- **Requirements**:
Write out each record below exactly as it appears, with no pictures.

- **Rows**:
[START]
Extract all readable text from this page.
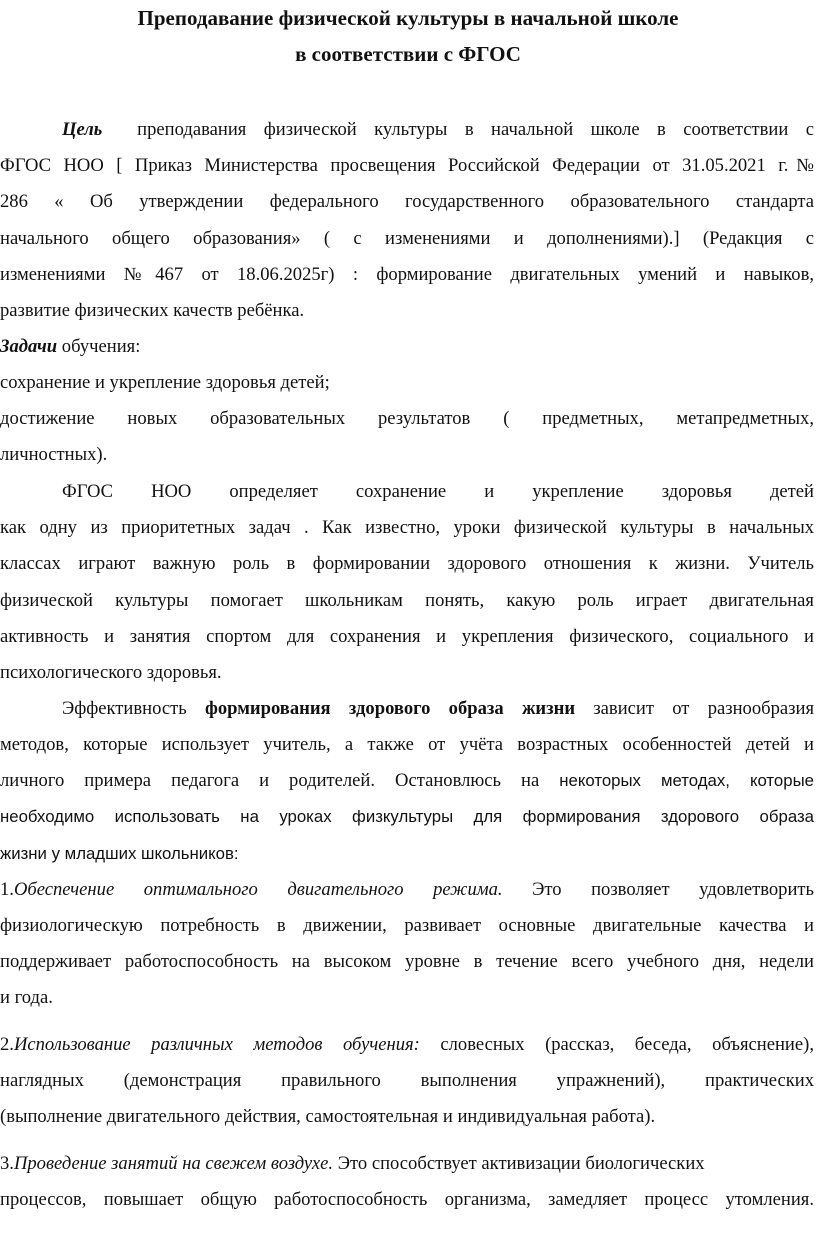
Преподавание физической культуры в начальной школе
в соответствии с ФГОС
Цель преподавания физической культуры в начальной школе в соответствии с
ФГОС НОО [ Приказ Министерства просвещения Российской Федерации от 31.05.2021 г.№
286 « Об утверждении федерального государственного образовательного стандарта
начального общего образования» ( с изменениями и дополнениями).] (Редакция с
изменениями №467 от 18.06.2025г) : формирование двигательных умений и навыков,
развитие физических качеств ребёнка.
Задачи обучения:
сохранение и укрепление здоровья детей;
достижение новых образовательных результатов ( предметных, метапредметных,
личностных).
ФГОС НОО определяет сохранение и укрепление здоровья детей
как одну из приоритетных задач . Как известно, уроки физической культуры в начальных
классах играют важную роль в формировании здорового отношения к жизни. Учитель
физической культуры помогает школьникам понять, какую роль играет двигательная
активность и занятия спортом для сохранения и укрепления физического, социального и
психологического здоровья.
Эффективность формирования здорового образа жизни зависит от разнообразия
методов, которые использует учитель, а также от учёта возрастных особенностей детей и
личного примера педагога и родителей. Остановлюсь на некоторых методах, которые
необходимо использовать на уроках физкультуры для формирования здорового образа
жизни у младших школьников:
1.Обеспечение оптимального двигательного режима. Это позволяет удовлетворить
физиологическую потребность в движении, развивает основные двигательные качества и
поддерживает работоспособность на высоком уровне в течение всего учебного дня, недели
и года.
2.Использование различных методов обучения: словесных (рассказ, беседа, объяснение),
наглядных (демонстрация правильного выполнения упражнений), практических
(выполнение двигательного действия, самостоятельная и индивидуальная работа).
3.Проведение занятий на свежем воздухе. Это способствует активизации биологических
процессов, повышает общую работоспособность организма, замедляет процесс утомления.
[END]
- **The answer**:
Extract all readable text from this page.
Преподавание физической культуры в начальной школе
в соответствии с ФГОС
Цель преподавания физической культуры в начальной школе в соответствии с
ФГОС НОО [ Приказ Министерства просвещения Российской Федерации от 31.05.2021 г.№
286 « Об утверждении федерального государственного образовательного стандарта
начального общего образования» ( с изменениями и дополнениями).] (Редакция с
изменениями №467 от 18.06.2025г) : формирование двигательных умений и навыков,
развитие физических качеств ребёнка.
Задачи обучения:
сохранение и укрепление здоровья детей;
достижение новых образовательных результатов ( предметных, метапредметных,
личностных).
ФГОС НОО определяет сохранение и укрепление здоровья детей
как одну из приоритетных задач . Как известно, уроки физической культуры в начальных
классах играют важную роль в формировании здорового отношения к жизни. Учитель
физической культуры помогает школьникам понять, какую роль играет двигательная
активность и занятия спортом для сохранения и укрепления физического, социального и
психологического здоровья.
Эффективность формирования здорового образа жизни зависит от разнообразия
методов, которые использует учитель, а также от учёта возрастных особенностей детей и
личного примера педагога и родителей. Остановлюсь на некоторых методах, которые
необходимо использовать на уроках физкультуры для формирования здорового образа
жизни у младших школьников:
1.Обеспечение оптимального двигательного режима. Это позволяет удовлетворить
физиологическую потребность в движении, развивает основные двигательные качества и
поддерживает работоспособность на высоком уровне в течение всего учебного дня, недели
и года.
2.Использование различных методов обучения: словесных (рассказ, беседа, объяснение),
наглядных (демонстрация правильного выполнения упражнений), практических
(выполнение двигательного действия, самостоятельная и индивидуальная работа).
3.Проведение занятий на свежем воздухе. Это способствует активизации биологических
процессов, повышает общую работоспособность организма, замедляет процесс утомления.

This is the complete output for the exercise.